- EXERCISE DIRECTIONS: Pull every "ششدانگ" line out of the data below.

Extracted records:
========================

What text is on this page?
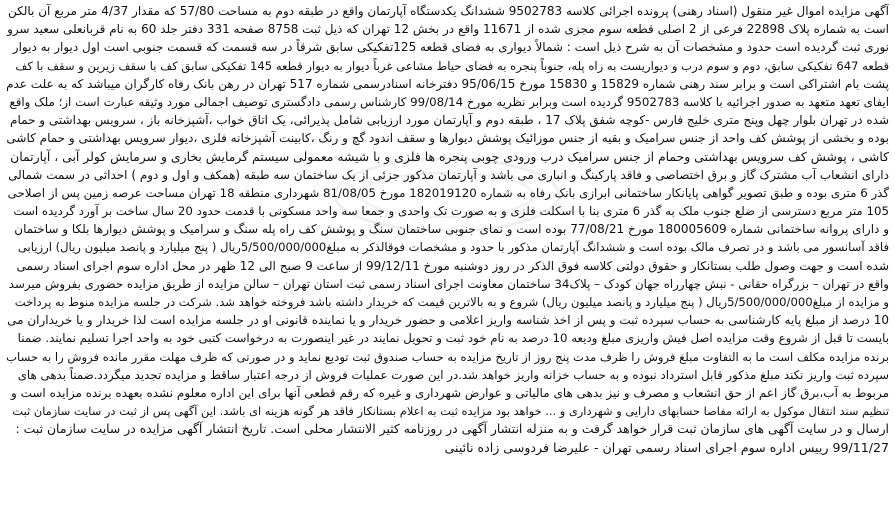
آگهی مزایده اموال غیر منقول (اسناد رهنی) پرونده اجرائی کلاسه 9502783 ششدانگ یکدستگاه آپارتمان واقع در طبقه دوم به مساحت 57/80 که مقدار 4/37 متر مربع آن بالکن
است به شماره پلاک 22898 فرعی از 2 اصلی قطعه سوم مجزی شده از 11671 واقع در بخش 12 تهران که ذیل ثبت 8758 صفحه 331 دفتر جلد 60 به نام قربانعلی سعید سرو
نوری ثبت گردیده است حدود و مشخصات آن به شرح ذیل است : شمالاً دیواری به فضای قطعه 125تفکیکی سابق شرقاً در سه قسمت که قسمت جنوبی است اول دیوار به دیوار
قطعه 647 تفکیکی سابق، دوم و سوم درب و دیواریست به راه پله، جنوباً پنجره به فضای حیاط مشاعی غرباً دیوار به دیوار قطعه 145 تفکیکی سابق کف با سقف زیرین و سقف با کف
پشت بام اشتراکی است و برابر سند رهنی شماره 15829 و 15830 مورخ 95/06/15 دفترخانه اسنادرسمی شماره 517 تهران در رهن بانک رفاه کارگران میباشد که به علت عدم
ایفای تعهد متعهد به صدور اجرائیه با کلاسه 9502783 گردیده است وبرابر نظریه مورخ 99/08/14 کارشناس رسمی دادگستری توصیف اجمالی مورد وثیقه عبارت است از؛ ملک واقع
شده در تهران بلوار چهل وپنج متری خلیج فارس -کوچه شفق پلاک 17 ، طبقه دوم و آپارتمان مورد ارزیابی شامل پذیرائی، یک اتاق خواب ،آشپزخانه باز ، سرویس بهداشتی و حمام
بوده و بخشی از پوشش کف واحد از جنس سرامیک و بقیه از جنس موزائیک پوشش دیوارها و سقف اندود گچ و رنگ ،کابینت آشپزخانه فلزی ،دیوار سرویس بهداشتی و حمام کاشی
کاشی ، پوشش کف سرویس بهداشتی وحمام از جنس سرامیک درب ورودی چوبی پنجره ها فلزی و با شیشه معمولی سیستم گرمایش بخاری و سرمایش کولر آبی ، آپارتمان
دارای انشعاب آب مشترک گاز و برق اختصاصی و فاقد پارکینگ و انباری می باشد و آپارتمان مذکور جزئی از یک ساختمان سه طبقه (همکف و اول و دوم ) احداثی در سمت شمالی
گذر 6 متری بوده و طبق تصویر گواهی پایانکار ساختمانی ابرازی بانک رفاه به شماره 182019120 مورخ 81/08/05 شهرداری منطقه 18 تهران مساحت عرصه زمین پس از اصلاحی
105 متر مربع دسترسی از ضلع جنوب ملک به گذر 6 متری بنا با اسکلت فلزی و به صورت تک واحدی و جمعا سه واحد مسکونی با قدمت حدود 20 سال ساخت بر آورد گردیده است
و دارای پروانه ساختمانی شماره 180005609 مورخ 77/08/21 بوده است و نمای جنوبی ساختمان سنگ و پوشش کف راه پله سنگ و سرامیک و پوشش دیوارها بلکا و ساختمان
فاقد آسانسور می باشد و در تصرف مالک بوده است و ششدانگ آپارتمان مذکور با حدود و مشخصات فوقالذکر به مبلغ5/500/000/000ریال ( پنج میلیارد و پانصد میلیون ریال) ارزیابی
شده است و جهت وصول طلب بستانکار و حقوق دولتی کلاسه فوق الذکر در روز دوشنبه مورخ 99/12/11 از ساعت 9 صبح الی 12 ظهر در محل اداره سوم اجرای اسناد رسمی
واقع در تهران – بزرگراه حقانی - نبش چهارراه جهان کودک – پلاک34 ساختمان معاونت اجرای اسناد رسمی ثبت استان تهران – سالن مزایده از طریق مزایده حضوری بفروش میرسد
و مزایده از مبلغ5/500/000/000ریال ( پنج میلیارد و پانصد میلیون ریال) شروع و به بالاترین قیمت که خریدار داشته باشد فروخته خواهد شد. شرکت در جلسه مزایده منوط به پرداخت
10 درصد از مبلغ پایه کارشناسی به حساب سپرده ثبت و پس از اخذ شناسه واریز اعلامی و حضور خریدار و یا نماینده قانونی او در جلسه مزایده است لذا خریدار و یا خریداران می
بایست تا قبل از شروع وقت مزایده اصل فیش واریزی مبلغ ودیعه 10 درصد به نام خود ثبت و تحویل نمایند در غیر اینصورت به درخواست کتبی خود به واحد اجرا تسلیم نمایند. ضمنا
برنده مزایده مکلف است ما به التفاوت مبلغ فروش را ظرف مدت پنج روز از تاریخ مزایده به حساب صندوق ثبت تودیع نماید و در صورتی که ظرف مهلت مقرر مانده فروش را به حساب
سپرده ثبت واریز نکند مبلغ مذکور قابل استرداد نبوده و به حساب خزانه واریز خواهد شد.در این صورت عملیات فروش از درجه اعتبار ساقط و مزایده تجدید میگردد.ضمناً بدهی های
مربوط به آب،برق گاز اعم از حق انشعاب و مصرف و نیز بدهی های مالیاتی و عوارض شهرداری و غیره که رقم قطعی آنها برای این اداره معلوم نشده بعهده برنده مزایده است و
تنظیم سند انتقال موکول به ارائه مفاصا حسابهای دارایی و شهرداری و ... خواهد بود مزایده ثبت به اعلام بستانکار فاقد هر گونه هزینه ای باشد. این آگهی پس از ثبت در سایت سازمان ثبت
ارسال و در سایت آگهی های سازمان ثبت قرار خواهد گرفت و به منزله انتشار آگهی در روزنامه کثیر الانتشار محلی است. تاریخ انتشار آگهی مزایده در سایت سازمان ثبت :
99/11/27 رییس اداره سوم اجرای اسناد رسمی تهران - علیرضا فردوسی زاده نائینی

========================

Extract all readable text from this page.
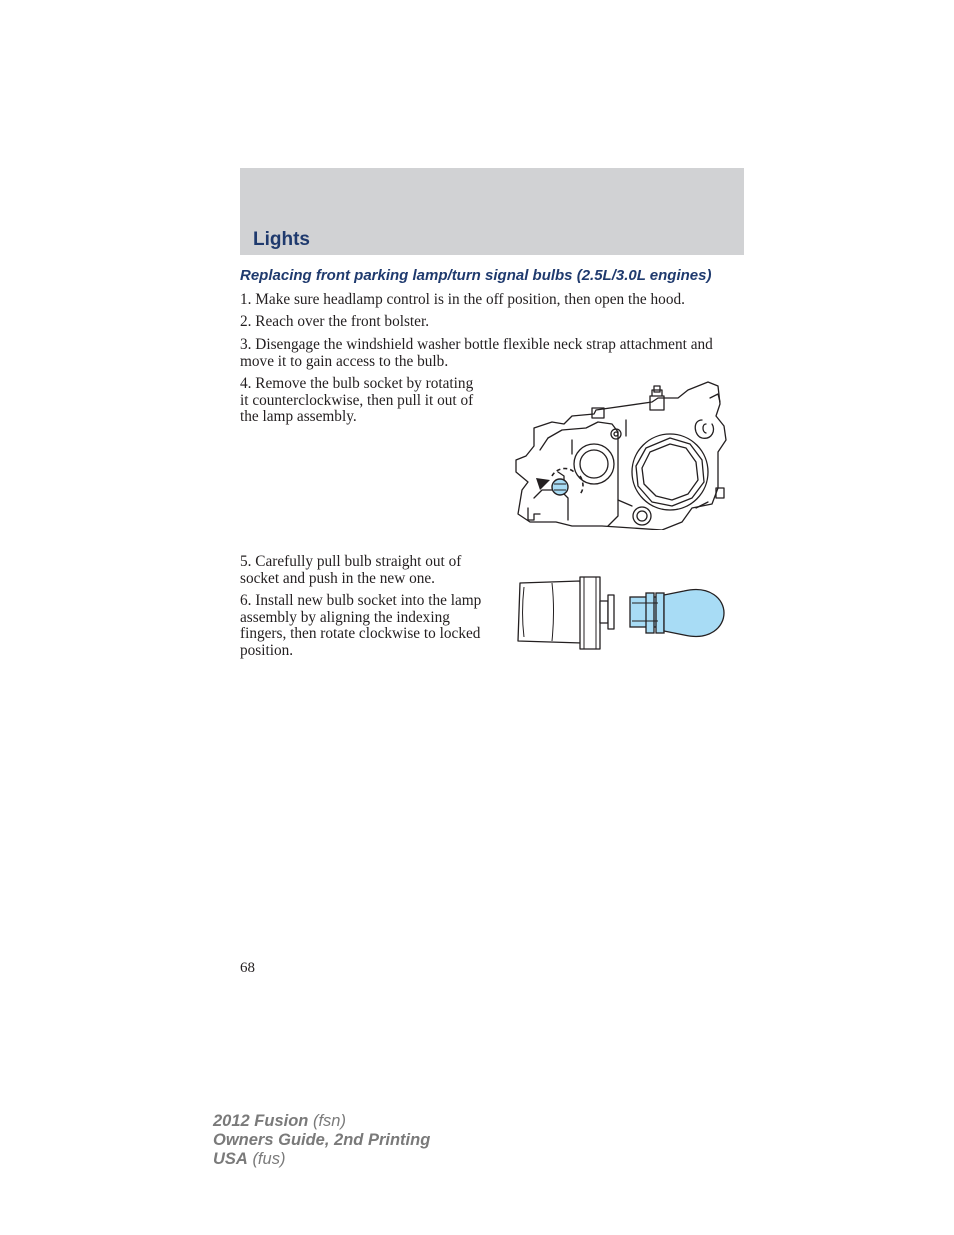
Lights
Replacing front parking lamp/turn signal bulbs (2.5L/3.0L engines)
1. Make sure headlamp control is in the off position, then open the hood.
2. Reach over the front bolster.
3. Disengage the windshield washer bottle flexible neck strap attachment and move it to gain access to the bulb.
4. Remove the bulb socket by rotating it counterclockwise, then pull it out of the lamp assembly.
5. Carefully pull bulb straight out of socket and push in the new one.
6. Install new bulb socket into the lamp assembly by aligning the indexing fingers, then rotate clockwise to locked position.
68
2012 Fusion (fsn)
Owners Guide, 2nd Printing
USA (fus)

========================

- CORRECT OUTPUT:
آگهی مزایده اموال غیر منقول (اسناد رهنی) پرونده اجرائی کلاسه 9502783 ششدانگ یکدستگاه آپارتمان واقع در طبقه دوم به مساحت 57/80 که مقدار 4/37 متر مربع آن بالکن
فاقد آسانسور می باشد و در تصرف مالک بوده است و ششدانگ آپارتمان مذکور با حدود و مشخصات فوقالذکر به مبلغ5/500/000/000ریال ( پنج میلیارد و پانصد میلیون ریال) ارزیابی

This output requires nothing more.